## What you have to do
Search the listing below for the string "with" and show each line that contains it.

Records contained in a dataset
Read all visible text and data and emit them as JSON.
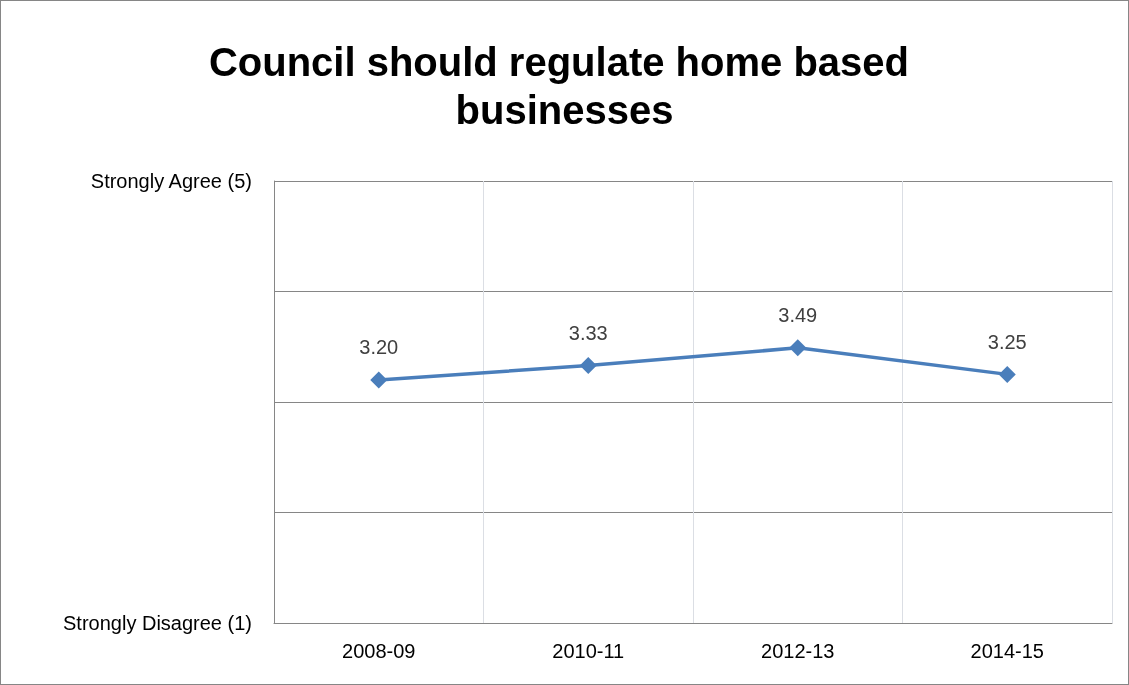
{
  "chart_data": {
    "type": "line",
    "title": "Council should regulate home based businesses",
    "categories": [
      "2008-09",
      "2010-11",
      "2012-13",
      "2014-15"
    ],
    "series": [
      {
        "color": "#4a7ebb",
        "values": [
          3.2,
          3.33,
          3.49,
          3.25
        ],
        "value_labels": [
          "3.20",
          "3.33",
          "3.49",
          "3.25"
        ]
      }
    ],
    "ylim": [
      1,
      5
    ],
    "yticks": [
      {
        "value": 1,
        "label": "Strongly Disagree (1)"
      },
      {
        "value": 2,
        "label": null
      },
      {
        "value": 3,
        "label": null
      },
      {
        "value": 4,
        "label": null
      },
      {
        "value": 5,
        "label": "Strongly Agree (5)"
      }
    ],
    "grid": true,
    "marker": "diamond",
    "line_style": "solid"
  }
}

...

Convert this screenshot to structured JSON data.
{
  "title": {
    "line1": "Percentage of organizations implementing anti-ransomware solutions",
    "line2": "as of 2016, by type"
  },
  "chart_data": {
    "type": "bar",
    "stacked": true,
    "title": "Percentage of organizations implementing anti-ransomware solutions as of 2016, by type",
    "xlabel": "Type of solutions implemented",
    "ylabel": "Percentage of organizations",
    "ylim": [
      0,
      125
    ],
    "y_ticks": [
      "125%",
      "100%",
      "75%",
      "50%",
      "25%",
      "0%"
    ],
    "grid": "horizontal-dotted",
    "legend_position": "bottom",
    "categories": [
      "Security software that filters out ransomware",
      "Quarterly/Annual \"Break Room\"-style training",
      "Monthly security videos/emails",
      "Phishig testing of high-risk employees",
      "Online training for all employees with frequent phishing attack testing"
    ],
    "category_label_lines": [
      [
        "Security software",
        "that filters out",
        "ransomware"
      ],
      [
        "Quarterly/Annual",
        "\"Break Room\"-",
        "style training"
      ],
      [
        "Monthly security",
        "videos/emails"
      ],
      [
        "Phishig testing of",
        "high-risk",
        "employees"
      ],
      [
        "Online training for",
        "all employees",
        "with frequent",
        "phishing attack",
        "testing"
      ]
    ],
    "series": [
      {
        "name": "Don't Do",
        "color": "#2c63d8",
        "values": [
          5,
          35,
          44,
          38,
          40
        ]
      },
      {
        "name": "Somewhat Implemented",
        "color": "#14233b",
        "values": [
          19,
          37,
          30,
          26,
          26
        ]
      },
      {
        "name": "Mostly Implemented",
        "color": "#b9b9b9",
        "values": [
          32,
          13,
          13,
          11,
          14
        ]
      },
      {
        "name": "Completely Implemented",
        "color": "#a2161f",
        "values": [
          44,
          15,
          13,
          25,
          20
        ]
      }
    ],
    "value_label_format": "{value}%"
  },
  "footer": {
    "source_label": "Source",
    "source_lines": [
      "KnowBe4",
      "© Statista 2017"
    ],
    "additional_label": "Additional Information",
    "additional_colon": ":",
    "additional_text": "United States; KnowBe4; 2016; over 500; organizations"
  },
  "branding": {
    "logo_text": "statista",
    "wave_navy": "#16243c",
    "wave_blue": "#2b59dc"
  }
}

* * *

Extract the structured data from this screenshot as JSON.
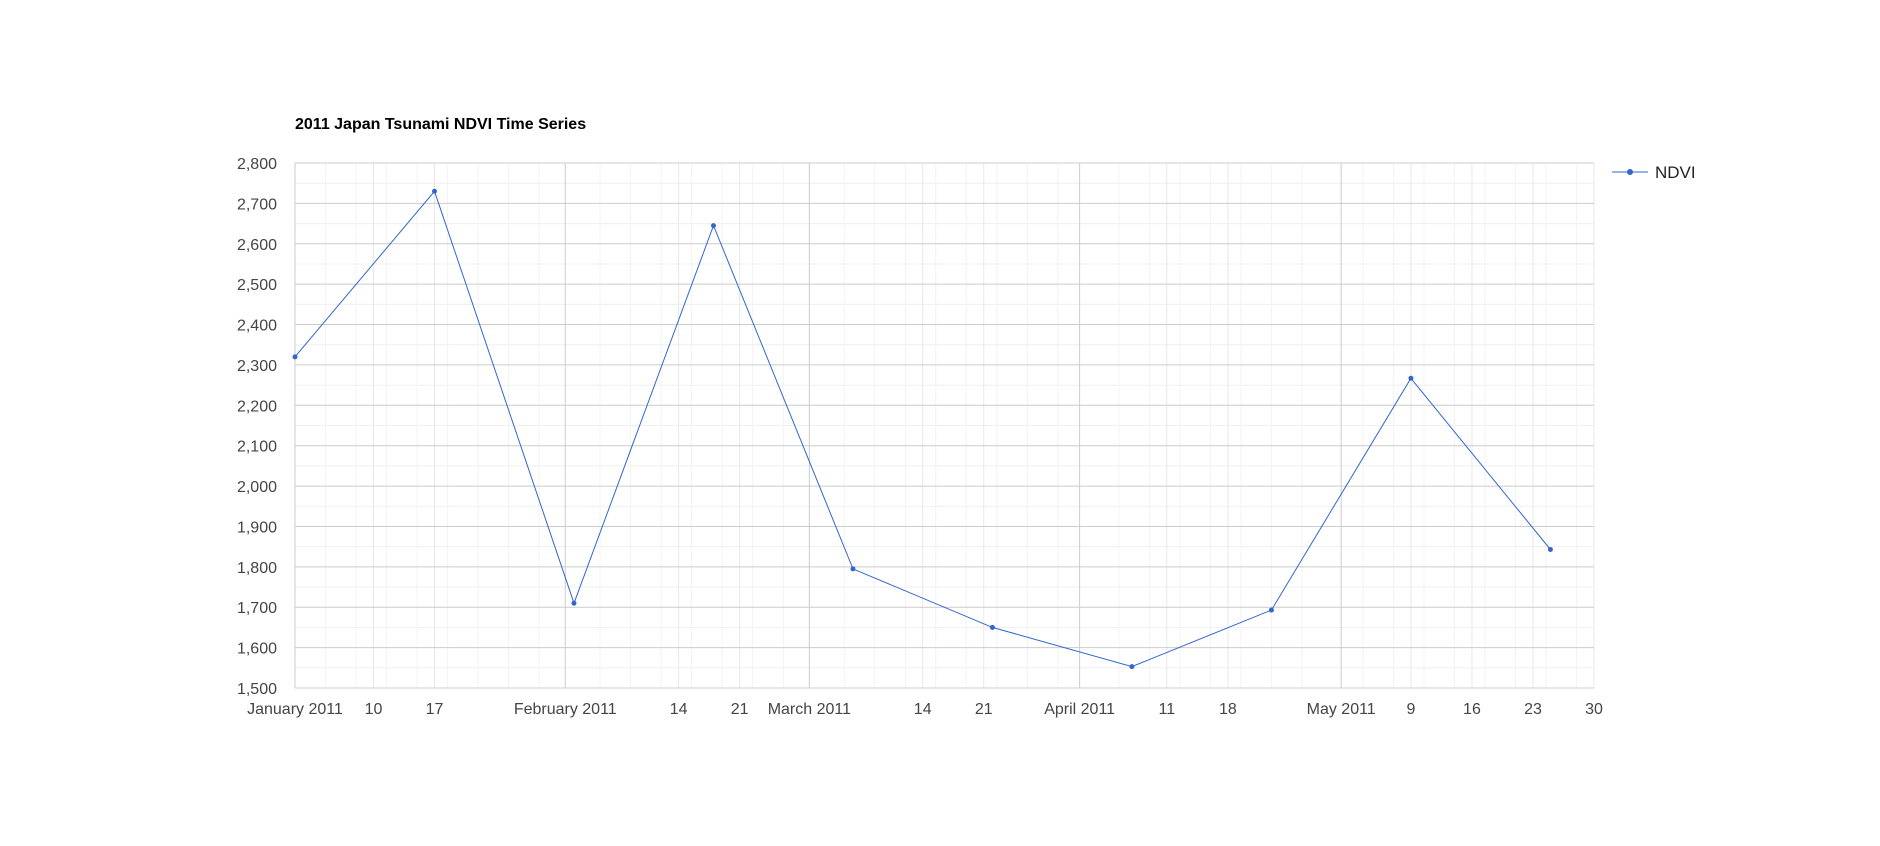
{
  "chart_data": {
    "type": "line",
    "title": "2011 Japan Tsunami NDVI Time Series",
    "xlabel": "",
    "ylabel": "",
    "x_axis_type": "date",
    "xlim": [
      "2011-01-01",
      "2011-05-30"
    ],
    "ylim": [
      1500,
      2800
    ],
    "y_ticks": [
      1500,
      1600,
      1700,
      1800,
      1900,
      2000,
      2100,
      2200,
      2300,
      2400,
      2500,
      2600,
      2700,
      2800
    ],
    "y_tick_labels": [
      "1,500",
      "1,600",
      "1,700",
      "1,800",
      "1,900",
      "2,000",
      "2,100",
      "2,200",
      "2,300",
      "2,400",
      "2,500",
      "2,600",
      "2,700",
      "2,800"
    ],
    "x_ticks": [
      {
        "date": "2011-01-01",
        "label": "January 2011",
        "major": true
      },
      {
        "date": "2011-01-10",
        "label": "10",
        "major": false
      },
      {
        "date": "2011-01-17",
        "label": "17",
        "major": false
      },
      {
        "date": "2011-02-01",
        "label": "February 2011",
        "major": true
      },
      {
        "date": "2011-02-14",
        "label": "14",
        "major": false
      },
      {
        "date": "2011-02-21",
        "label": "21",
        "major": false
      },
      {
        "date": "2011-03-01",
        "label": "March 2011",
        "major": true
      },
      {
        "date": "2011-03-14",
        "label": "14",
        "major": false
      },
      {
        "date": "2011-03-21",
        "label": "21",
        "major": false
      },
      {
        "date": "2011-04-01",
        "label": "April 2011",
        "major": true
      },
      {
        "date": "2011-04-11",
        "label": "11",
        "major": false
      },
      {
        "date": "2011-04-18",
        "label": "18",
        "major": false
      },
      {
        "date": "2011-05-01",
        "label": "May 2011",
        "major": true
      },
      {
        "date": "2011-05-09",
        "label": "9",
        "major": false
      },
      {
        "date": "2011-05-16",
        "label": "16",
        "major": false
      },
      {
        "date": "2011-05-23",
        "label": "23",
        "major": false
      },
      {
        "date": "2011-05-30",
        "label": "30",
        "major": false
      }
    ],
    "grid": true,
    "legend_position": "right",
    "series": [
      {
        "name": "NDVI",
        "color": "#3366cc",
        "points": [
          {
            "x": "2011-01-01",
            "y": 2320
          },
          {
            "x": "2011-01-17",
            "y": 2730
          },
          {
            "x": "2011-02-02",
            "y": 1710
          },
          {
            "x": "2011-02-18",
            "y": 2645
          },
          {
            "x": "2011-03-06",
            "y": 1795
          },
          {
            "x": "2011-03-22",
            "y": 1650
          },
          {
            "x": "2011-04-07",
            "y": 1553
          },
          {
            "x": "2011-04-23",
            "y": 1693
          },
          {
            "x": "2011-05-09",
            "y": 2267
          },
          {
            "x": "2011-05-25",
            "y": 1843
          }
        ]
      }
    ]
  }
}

## Exercise result
      "Online training for all employees with frequent phishing attack testing"
        "with frequent",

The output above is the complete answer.